Please restate the following records word for word.
━━━━━ Provided data
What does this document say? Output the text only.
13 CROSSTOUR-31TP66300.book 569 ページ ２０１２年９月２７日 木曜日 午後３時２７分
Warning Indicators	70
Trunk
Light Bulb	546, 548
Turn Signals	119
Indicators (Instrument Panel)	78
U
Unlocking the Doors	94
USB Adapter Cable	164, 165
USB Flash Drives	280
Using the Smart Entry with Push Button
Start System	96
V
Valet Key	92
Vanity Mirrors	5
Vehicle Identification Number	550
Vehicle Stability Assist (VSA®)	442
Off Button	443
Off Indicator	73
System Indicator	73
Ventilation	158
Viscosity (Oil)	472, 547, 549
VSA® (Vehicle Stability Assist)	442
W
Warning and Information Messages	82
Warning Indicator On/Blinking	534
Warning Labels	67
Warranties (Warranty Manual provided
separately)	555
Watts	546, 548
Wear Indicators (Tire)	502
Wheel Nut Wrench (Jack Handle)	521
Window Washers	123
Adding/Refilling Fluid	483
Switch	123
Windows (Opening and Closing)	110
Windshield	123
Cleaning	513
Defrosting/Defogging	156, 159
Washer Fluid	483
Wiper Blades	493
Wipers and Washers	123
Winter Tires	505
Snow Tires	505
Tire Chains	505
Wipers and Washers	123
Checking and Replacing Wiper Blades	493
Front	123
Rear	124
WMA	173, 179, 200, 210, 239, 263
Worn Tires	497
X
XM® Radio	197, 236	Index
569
━━━━━━━━━━
→ Problem solution:
What does this document say? Output the text only.
13 CROSSTOUR-31TP66300.book 569 ページ ２０１２年９月２７日 木曜日 午後３時２７分
Warning Indicators	70
Trunk
Light Bulb	546, 548
Turn Signals	119
Indicators (Instrument Panel)	78
U
Unlocking the Doors	94
USB Adapter Cable	164, 165
USB Flash Drives	280
Using the Smart Entry with Push Button
Start System	96
V
Valet Key	92
Vanity Mirrors	5
Vehicle Identification Number	550
Vehicle Stability Assist (VSA®)	442
Off Button	443
Off Indicator	73
System Indicator	73
Ventilation	158
Viscosity (Oil)	472, 547, 549
VSA® (Vehicle Stability Assist)	442
W
Warning and Information Messages	82
Warning Indicator On/Blinking	534
Warning Labels	67
Warranties (Warranty Manual provided
separately)	555
Watts	546, 548
Wear Indicators (Tire)	502
Wheel Nut Wrench (Jack Handle)	521
Window Washers	123
Adding/Refilling Fluid	483
Switch	123
Windows (Opening and Closing)	110
Windshield	123
Cleaning	513
Defrosting/Defogging	156, 159
Washer Fluid	483
Wiper Blades	493
Wipers and Washers	123
Winter Tires	505
Snow Tires	505
Tire Chains	505
Wipers and Washers	123
Checking and Replacing Wiper Blades	493
Front	123
Rear	124
WMA	173, 179, 200, 210, 239, 263
Worn Tires	497
X
XM® Radio	197, 236	Index
569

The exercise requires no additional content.